**WHAT YOU SHOULD DO**.
Show the lines below where "with" occurs.

**PROVIDED INFORMATION**.

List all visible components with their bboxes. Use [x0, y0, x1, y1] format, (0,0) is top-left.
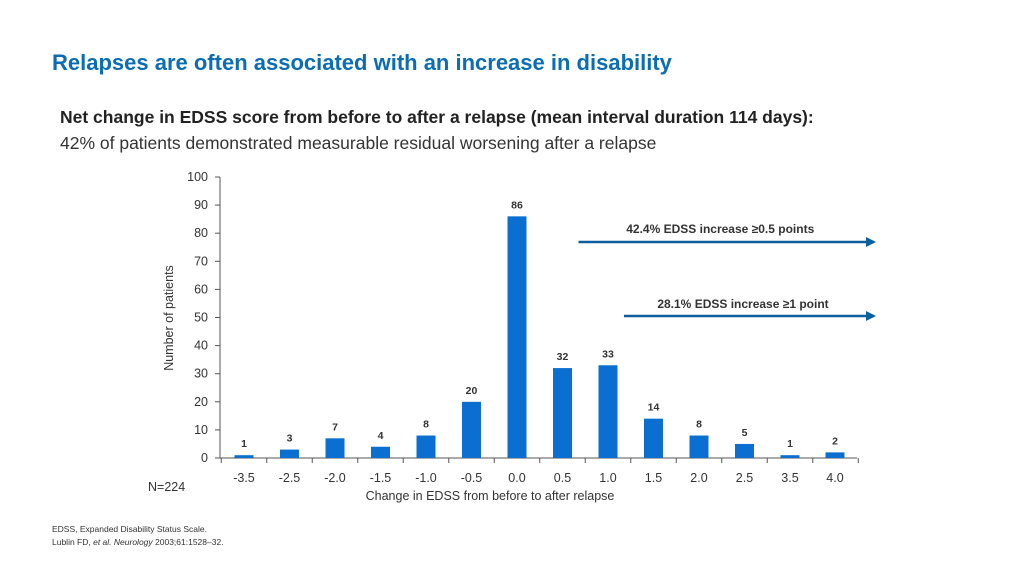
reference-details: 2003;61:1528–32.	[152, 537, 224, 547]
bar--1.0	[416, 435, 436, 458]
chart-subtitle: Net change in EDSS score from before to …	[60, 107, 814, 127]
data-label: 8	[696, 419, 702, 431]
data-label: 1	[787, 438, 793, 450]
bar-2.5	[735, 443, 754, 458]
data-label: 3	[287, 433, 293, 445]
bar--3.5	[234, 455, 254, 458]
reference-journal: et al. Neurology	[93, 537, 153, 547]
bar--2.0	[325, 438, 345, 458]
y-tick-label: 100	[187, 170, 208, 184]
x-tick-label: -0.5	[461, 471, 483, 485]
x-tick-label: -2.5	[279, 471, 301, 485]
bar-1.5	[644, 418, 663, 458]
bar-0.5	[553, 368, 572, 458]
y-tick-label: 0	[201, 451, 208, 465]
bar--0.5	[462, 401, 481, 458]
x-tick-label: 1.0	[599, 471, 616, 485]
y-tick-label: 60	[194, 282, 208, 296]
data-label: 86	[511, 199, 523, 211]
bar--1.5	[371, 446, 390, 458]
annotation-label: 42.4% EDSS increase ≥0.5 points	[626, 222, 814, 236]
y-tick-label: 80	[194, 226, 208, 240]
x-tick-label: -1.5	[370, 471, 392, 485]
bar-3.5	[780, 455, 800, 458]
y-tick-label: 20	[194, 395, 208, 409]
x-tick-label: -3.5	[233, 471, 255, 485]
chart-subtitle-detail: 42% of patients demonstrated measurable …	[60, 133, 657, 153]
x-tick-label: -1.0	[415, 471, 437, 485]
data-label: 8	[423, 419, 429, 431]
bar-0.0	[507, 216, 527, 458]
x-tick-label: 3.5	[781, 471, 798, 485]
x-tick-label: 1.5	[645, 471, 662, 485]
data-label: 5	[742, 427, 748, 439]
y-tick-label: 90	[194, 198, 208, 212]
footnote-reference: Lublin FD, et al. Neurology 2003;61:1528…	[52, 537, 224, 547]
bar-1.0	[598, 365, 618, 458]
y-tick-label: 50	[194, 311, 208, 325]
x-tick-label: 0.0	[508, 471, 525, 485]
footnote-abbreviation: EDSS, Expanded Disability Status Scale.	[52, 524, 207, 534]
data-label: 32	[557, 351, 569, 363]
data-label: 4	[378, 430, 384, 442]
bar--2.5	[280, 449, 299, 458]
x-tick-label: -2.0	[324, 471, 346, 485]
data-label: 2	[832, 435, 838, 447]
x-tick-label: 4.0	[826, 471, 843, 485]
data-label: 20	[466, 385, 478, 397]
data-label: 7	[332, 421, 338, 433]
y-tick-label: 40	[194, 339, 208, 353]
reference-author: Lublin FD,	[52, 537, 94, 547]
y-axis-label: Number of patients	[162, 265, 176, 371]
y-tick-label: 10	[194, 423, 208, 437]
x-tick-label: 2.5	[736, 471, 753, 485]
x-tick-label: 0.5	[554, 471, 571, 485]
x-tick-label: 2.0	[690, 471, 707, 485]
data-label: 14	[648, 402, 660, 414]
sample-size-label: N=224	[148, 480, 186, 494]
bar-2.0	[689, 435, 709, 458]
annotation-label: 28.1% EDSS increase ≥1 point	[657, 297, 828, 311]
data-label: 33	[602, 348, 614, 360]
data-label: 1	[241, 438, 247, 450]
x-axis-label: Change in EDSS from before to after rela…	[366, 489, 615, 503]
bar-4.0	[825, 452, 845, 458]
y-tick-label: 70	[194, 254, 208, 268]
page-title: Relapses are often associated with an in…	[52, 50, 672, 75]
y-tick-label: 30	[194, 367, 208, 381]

**RESULT FOR THIS TASK**.
List all visible components with their bboxes. Use [x0, y0, x1, y1] format, (0,0) is top-left.
page-title: Relapses are often associated with an in…	[52, 50, 672, 75]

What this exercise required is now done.